### Excerpt provided

------------------------------------------------------------

Drift approximation consider the slow evolution of the fields in the vicinity of a tokamak equilibrium. These models are typically used to study the micro-instabilities that are believed to be responsible of turbulent transport in tokamaks. Since the drift asymptotic uses a “slow” scaling of the velocity field, the resulting models are significantly different from the full MDH models. This is particularly true with respect to the computation of the electric field that is given by an Ohm's law in MHD models whereas it is computed by a vorticity-like evolution equation in drift approximations. Drift asymptotic models are extremely interesting from a computational point of view since they save substantial CPU time and computer memory. However, the mathematical and numerical properties of these models are essentially unknown. We have begun a detailed study of the derivation of these models from two-fluid Braginskii-type models in order to establish the range of applicability of these asymptotic models, understand their mathematical properties and relations with the reduced MHD models and design appropriate numerical methods for their approximations.

Reduced MHD models are often used in plasma physics and therefore fast compressible waves are not taken into account. In the context of Elms instabilities investigations, full and extended MHD models are to be considered within the framework of high order finite element approximation. In order to obtain predictive simulations with reduced, full and extended MHD models, it is crucial to design numerical strategies that can face some difficulties related to the use of the classical Galerkin methods for convection dominated flows. We have developed a general VMS stabilization strategy for time dependent implicit scheme, which can be applied to MHD models in order to preserved the global accuracy of the initial Galerkin formulation and enforce physical properties as monotony and positivity. Higher order of continuity shape functions are important for accuracy and also help to obtain more robustness of the stabilization as there is no more singularities on elements edges. Numerical implementation and preliminary validations has been performed using C1-Bell shapes functions for triangular meshes. Order five accuracy of the theory is recovered for specific boundary condition. Improvement for general boundary condition is still an open issue. The next step is to combine this Bell shapes functions in the poloidal direction with B-splines functions to achieve accurate representation of complex torus as ITER.

A two fluid physical model has been developped in close collaboration with researchers from IRFM. It is based on an hypothesis of stationary magnetic field and the electrostatic and electroneutrality assumptions. However the usual drift assumption, e.g. used in the CEA code TOKAM3D (thesis of P. Tamain), is not used. On the basis of the conservation equations of density, electron and ion velocities, electron and ion temperatures and electrical charges, a set of 10 nonlinear coupled partial differential equations (PDE) can be set up. Our investigations rely on the development of two solvers for this set of PDE. In the frame of her thesis, A. Bonnement (co-direction H. Guillard and R. Pasquetti, financial support of INRIA and PACA region, industrial partner ASSYSTEM) uses a Finite volume / element (FV/FE) approach. The other code, developed by R. Pasquetti, focuses on the use of high order approximations: a spectral element method (SEM) is used in the poloidal plane whereas Fourier expansions are used in the toroidal direction. Each of these codes has allowed in 2010 to solve strongly anisotropic diffusion equations in 2D and axisymmetric 3D geometries for the FV/FE code and in 2D and fully 3D for the Fourier-SEM code. The FV/FE code has also been used to carry out a study of radiative layers evolution in a 2D annular configuration but also in a realistic 3D ITER configuration.

------------------------------------------------------------

### What you need to do
a) According to the excerpt on tokamak plasma models, how many nonlinear coupled partial differential equations can be set up for the two fluid model?
b) Does the excerpt on tokamak plasma models support each statement: (i) drift asymptotic models save substantial CPU time and computer memory; (ii) the two fluid model developed with IRFM relies on the usual drift assumption; (iii) improvement for general boundary conditions has been achieved? Answer yes or no for each, quoting the deciding words.
c) Carry on the excerpt on tokamak plasma models, starting after its final sentence.
The rows that come next are drawn from a separate source, unrelated to the excerpt on tokamak plasma models.

### Provided information
------------------------------------------------------------

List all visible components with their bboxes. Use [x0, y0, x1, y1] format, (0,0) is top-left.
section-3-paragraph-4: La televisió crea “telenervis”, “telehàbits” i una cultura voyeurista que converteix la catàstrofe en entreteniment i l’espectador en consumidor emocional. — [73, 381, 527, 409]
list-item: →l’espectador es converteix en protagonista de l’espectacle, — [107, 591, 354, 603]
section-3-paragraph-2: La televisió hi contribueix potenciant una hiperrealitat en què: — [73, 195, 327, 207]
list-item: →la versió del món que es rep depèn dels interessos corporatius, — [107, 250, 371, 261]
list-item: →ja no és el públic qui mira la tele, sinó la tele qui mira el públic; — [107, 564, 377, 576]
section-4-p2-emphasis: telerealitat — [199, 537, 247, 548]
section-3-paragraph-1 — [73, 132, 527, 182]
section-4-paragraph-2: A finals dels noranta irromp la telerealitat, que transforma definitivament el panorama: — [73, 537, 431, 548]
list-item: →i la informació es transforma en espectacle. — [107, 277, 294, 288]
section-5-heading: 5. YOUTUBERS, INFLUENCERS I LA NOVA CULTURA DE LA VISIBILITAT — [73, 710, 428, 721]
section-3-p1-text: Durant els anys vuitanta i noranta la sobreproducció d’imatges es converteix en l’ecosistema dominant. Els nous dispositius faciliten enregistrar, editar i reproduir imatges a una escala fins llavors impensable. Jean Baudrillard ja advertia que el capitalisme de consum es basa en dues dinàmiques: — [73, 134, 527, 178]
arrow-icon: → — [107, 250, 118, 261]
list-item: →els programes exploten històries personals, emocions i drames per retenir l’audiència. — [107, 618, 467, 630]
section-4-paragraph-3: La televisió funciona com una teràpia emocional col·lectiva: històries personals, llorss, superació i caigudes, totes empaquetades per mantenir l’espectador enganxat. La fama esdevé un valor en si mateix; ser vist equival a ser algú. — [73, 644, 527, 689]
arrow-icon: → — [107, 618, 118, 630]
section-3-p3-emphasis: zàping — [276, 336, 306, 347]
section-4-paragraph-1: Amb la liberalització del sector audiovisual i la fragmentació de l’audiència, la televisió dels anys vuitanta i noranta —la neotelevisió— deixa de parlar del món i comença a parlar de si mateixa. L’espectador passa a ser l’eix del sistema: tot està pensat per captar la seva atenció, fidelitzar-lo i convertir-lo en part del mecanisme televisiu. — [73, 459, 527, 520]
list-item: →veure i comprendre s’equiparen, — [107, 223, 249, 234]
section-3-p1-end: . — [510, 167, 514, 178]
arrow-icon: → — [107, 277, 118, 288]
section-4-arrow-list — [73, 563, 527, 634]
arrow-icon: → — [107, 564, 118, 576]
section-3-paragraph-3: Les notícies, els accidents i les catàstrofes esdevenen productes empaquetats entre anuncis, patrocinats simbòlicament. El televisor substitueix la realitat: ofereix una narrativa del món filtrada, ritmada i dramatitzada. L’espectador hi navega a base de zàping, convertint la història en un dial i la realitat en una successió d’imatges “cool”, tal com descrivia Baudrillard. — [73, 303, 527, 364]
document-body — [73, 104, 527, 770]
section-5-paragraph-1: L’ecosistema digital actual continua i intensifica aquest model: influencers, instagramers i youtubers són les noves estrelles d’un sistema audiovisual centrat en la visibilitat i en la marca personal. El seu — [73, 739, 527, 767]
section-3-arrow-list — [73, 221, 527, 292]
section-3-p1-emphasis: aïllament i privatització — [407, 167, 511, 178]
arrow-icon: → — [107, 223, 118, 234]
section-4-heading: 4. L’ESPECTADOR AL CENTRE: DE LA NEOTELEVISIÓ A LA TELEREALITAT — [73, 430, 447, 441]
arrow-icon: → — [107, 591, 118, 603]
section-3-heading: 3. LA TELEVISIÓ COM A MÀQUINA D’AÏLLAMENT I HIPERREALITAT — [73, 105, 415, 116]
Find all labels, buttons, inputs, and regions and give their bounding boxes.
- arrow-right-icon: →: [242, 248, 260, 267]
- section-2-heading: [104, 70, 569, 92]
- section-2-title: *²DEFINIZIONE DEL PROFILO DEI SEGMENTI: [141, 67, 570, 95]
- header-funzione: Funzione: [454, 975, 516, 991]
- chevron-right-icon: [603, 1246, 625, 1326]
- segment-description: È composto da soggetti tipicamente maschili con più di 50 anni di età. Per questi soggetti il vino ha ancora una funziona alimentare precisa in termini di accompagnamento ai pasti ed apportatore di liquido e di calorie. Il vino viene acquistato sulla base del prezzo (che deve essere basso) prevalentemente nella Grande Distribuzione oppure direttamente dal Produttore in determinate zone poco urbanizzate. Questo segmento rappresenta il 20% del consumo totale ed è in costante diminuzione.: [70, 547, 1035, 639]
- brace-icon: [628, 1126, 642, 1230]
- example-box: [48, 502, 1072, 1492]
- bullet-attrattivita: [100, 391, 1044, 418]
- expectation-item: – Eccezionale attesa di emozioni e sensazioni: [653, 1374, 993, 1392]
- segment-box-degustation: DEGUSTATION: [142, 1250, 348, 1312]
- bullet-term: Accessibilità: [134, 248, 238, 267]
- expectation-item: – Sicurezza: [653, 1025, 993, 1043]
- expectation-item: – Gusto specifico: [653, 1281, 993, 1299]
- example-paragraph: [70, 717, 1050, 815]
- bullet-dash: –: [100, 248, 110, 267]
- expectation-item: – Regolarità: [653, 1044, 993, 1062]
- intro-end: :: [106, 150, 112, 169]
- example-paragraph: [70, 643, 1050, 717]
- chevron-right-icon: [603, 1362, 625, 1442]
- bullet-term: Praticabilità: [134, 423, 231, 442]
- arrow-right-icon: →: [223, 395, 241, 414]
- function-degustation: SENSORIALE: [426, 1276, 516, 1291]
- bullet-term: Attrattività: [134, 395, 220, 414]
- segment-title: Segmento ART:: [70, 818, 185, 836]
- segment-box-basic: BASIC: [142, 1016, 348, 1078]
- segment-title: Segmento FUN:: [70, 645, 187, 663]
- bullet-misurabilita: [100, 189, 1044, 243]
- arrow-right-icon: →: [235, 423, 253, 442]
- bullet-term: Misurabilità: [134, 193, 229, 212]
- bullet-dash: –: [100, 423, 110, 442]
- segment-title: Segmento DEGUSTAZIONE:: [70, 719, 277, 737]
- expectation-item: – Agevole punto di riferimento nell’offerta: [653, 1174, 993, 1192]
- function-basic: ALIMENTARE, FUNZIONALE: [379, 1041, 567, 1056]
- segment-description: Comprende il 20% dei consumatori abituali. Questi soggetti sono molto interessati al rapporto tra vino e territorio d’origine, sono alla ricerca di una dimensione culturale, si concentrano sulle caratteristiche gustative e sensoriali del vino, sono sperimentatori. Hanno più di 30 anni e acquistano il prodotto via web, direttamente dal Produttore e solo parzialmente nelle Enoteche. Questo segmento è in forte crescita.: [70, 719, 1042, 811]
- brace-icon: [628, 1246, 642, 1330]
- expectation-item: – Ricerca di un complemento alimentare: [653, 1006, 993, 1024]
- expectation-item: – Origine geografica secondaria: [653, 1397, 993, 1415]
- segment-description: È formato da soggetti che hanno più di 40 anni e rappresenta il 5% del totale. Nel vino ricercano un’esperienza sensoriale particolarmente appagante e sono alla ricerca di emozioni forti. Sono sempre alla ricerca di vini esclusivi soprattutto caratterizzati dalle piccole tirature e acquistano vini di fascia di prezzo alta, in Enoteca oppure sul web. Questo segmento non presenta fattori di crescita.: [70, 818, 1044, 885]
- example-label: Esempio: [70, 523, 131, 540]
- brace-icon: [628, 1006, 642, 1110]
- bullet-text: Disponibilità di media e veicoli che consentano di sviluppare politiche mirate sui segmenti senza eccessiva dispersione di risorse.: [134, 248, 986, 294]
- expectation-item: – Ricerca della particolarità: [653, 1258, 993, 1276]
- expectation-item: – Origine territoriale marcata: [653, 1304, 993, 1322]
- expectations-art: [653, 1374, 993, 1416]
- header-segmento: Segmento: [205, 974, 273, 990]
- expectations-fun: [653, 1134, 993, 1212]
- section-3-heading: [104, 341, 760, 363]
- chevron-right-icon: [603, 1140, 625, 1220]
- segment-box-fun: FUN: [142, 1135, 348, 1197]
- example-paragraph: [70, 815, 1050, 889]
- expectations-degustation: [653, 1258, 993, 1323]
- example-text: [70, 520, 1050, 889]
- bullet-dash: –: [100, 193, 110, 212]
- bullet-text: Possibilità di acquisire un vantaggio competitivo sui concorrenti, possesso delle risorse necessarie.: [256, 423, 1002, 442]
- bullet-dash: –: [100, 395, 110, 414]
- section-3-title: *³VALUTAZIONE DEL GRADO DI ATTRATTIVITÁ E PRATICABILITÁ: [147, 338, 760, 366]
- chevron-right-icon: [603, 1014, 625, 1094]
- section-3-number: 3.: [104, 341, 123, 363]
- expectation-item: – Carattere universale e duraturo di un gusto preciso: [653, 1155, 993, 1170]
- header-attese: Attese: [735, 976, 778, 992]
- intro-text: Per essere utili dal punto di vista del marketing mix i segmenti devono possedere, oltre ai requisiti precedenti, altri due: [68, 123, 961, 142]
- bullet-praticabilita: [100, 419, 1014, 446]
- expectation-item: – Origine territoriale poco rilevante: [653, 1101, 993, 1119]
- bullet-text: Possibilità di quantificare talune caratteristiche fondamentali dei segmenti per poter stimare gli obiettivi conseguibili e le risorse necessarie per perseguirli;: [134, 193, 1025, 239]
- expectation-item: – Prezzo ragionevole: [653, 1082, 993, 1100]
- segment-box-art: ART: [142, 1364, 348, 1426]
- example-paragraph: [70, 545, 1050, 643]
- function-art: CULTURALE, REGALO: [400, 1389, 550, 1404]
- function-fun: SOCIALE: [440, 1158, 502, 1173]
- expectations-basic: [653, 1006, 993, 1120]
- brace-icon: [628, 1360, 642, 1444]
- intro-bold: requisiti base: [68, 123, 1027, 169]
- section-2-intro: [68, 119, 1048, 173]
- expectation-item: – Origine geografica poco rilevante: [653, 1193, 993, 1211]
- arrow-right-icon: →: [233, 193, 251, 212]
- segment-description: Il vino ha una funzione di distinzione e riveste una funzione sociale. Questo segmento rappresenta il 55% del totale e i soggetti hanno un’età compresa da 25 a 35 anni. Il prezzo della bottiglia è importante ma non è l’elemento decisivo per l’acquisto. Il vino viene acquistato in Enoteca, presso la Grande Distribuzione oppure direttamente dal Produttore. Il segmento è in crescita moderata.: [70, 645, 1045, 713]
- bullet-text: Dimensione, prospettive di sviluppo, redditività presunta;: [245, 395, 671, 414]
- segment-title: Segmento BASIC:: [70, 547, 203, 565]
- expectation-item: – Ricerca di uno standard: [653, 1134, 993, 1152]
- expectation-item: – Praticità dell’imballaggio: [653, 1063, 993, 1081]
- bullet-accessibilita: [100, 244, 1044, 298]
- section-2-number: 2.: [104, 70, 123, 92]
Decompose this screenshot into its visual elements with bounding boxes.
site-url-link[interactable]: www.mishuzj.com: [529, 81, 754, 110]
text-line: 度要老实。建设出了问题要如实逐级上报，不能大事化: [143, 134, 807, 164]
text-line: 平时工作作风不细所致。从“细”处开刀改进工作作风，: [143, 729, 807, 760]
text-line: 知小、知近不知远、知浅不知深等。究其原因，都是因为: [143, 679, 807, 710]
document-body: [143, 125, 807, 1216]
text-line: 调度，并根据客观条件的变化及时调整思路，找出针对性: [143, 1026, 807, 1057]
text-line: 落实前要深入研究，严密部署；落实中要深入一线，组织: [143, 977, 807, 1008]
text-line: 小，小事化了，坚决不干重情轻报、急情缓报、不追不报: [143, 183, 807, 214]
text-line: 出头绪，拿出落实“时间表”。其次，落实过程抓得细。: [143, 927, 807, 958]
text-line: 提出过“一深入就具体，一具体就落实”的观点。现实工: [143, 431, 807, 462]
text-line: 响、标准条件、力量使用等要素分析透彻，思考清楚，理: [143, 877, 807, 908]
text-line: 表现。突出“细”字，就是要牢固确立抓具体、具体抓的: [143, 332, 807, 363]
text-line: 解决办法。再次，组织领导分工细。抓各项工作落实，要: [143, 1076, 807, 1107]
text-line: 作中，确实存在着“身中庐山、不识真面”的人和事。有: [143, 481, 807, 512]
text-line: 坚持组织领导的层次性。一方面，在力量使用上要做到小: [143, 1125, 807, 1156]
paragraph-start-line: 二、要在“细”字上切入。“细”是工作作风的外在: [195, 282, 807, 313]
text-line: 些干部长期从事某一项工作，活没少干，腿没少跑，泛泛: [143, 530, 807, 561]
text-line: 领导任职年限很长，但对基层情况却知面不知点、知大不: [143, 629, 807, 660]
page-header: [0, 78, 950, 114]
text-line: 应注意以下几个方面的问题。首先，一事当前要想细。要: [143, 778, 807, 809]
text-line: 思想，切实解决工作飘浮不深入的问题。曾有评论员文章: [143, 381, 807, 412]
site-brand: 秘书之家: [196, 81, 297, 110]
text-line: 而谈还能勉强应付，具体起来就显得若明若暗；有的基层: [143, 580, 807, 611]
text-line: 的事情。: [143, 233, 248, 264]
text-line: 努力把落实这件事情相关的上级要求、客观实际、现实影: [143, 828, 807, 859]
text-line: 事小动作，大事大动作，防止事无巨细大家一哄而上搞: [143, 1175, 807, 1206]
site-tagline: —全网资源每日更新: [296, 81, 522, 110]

------------------------------------------------------------

### Answers per task
a) A set of 10.

b)
(i) Yes: "they save substantial CPU time and computer memory"
(ii) No: "However the usual drift assumption, e.g. used in the CEA code TOKAM3D (thesis of P. Tamain), is not used."
(iii) No: "Improvement for general boundary condition is still an open issue."

c)
Works carried out during the year 2011 are described hereafter: – On the basis of a Godunov scheme, the FV/FEd approach has been extended to solve the axisymmetric Euler, Navier-Stokes or Braginskii like systems in the jet-tokamak geometry. With respect to Navier-Stokes, the Braginskii system is characterized by anisotropies in the transport coefficients. The mesh is unstructured : A finite element approximation is used for the diffusion terms whereas for the convective terms a finite volume approximation is used on the dual mesh. We have especially focused on the treatment of the toroidal geometry. We have also focused on the implementation of the so-called Bohm conditions, which are enforced by imposing that at the limiter the fluid velocity is colinear to the magnetic field and that the « parallel Mach number » equals or is greater than one. In these studies the governing equations are completed by constant force terms in order to model the Lorentz forces as well as sources of mass and energy. Such forcing terms allow to preserve an equilibrium state, e.g. obtained on the basis of simulations that make use of the drift assumption (see next paragraph). We have then introduced perturbations of this equilibrium state to study the evolution of the different variables (density, velocity and temperature). Various perturbations have been used to this end, fully random in order to check the stability of the equilibrium or on the contrary localized, in order to roughly model the injection of pellets inside the SOL. It is planned that Audrey Bonnement will defend her thesis in Spring 2012.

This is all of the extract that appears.